## The task
Return every line of the data below that includes the string "name".

[Rows start]

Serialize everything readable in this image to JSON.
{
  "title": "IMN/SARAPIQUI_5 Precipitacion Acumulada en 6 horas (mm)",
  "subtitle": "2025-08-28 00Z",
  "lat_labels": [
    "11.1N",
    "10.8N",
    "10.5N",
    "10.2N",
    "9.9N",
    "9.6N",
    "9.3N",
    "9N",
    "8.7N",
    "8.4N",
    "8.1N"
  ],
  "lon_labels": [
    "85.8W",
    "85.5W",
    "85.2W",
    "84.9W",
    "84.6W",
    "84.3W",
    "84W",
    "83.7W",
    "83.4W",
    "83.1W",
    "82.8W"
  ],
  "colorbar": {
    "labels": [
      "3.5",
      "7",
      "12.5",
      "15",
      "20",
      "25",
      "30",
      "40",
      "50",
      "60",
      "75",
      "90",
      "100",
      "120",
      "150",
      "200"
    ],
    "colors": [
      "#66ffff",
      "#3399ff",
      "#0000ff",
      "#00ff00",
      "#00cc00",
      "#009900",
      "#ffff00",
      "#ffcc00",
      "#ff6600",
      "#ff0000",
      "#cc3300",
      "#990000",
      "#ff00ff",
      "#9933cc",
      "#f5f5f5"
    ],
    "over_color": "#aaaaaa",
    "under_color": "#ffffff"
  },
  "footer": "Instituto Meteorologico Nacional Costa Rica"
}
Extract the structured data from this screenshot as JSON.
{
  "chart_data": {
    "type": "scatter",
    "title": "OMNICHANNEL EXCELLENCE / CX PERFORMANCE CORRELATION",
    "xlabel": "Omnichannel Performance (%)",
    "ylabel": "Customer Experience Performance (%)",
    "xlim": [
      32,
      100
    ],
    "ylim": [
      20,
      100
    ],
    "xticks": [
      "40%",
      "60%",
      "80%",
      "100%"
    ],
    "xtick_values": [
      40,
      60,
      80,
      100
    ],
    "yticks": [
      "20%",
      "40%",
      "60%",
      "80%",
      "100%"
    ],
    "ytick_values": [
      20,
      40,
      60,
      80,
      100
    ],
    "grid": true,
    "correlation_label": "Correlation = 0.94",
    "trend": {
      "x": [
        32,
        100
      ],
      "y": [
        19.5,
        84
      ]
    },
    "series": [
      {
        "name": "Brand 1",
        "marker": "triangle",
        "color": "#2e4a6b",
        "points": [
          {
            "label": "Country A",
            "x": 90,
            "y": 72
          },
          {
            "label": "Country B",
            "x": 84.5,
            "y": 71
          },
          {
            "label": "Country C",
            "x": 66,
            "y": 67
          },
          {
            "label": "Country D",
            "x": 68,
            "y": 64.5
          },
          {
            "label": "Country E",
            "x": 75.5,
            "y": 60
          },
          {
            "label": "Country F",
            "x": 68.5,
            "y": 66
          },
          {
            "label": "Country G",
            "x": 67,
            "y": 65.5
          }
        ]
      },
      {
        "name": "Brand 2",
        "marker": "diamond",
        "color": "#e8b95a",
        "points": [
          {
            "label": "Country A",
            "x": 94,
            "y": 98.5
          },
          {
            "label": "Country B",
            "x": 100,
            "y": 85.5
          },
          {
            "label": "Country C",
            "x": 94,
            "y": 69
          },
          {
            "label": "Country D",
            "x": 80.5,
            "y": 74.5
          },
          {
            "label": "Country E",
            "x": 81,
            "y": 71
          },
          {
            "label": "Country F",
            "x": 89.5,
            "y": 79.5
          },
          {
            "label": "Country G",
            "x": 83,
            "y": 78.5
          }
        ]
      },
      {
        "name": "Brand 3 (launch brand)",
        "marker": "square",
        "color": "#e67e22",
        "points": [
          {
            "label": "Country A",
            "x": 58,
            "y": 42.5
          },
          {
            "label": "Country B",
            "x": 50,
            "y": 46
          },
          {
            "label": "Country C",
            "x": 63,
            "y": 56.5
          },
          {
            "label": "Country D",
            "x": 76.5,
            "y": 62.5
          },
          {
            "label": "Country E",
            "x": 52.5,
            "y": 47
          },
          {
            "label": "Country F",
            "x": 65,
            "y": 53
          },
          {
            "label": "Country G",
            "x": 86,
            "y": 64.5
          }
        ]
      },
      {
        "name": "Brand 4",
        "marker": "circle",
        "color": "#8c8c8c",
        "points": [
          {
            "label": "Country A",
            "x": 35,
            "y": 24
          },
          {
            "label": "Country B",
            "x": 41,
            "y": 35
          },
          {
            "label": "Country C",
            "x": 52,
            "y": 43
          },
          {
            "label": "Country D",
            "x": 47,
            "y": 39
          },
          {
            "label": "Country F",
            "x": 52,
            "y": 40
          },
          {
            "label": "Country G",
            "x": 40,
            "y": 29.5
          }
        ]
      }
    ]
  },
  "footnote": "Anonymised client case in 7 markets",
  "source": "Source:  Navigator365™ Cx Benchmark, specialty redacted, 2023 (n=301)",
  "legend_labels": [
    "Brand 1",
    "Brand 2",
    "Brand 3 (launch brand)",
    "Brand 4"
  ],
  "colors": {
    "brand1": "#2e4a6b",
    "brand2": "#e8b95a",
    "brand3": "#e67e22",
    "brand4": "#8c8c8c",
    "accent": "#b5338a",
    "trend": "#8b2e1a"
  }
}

[Rows end]

## Final answer
        "name": "Brand 1",
        "name": "Brand 2",
        "name": "Brand 3 (launch brand)",
        "name": "Brand 4",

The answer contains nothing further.